### PROVIDED RECORDS
━━━━━━━━━━

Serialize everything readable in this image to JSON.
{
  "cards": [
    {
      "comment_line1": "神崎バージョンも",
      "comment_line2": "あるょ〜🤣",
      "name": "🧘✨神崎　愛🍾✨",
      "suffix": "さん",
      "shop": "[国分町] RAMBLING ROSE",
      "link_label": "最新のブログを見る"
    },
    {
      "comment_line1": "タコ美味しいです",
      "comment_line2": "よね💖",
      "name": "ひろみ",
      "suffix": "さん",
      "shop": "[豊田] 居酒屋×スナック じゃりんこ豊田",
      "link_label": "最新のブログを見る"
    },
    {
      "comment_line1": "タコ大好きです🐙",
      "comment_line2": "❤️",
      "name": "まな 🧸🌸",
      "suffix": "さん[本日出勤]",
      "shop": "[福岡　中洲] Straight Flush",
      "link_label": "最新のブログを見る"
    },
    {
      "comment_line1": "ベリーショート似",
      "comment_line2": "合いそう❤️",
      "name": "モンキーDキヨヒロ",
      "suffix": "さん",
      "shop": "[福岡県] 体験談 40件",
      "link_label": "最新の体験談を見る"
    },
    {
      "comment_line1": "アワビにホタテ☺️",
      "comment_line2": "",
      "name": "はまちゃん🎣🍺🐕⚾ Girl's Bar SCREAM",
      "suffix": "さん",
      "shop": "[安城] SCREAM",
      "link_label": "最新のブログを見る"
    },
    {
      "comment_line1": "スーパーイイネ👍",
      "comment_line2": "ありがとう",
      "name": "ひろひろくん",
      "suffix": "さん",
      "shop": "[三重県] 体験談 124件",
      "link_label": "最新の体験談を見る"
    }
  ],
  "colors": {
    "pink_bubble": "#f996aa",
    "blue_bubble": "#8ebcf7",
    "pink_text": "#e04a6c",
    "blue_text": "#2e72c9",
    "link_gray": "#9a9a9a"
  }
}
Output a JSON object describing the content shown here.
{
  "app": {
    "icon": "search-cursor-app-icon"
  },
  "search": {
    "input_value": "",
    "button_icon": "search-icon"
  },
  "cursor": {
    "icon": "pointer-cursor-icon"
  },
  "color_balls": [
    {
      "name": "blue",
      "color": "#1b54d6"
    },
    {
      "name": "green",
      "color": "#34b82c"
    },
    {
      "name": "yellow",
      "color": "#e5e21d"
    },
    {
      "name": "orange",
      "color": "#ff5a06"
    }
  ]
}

━━━━━━━━━━

Reproduce the complete set of lines precisely as supplied.

### RIGHT ANSWER
Serialize everything readable in this image to JSON.
{
  "cards": [
    {
      "comment_line1": "神崎バージョンも",
      "comment_line2": "あるょ〜🤣",
      "name": "🧘✨神崎　愛🍾✨",
      "suffix": "さん",
      "shop": "[国分町] RAMBLING ROSE",
      "link_label": "最新のブログを見る"
    },
    {
      "comment_line1": "タコ美味しいです",
      "comment_line2": "よね💖",
      "name": "ひろみ",
      "suffix": "さん",
      "shop": "[豊田] 居酒屋×スナック じゃりんこ豊田",
      "link_label": "最新のブログを見る"
    },
    {
      "comment_line1": "タコ大好きです🐙",
      "comment_line2": "❤️",
      "name": "まな 🧸🌸",
      "suffix": "さん[本日出勤]",
      "shop": "[福岡　中洲] Straight Flush",
      "link_label": "最新のブログを見る"
    },
    {
      "comment_line1": "ベリーショート似",
      "comment_line2": "合いそう❤️",
      "name": "モンキーDキヨヒロ",
      "suffix": "さん",
      "shop": "[福岡県] 体験談 40件",
      "link_label": "最新の体験談を見る"
    },
    {
      "comment_line1": "アワビにホタテ☺️",
      "comment_line2": "",
      "name": "はまちゃん🎣🍺🐕⚾ Girl's Bar SCREAM",
      "suffix": "さん",
      "shop": "[安城] SCREAM",
      "link_label": "最新のブログを見る"
    },
    {
      "comment_line1": "スーパーイイネ👍",
      "comment_line2": "ありがとう",
      "name": "ひろひろくん",
      "suffix": "さん",
      "shop": "[三重県] 体験談 124件",
      "link_label": "最新の体験談を見る"
    }
  ],
  "colors": {
    "pink_bubble": "#f996aa",
    "blue_bubble": "#8ebcf7",
    "pink_text": "#e04a6c",
    "blue_text": "#2e72c9",
    "link_gray": "#9a9a9a"
  }
}
Output a JSON object describing the content shown here.
{
  "app": {
    "icon": "search-cursor-app-icon"
  },
  "search": {
    "input_value": "",
    "button_icon": "search-icon"
  },
  "cursor": {
    "icon": "pointer-cursor-icon"
  },
  "color_balls": [
    {
      "name": "blue",
      "color": "#1b54d6"
    },
    {
      "name": "green",
      "color": "#34b82c"
    },
    {
      "name": "yellow",
      "color": "#e5e21d"
    },
    {
      "name": "orange",
      "color": "#ff5a06"
    }
  ]
}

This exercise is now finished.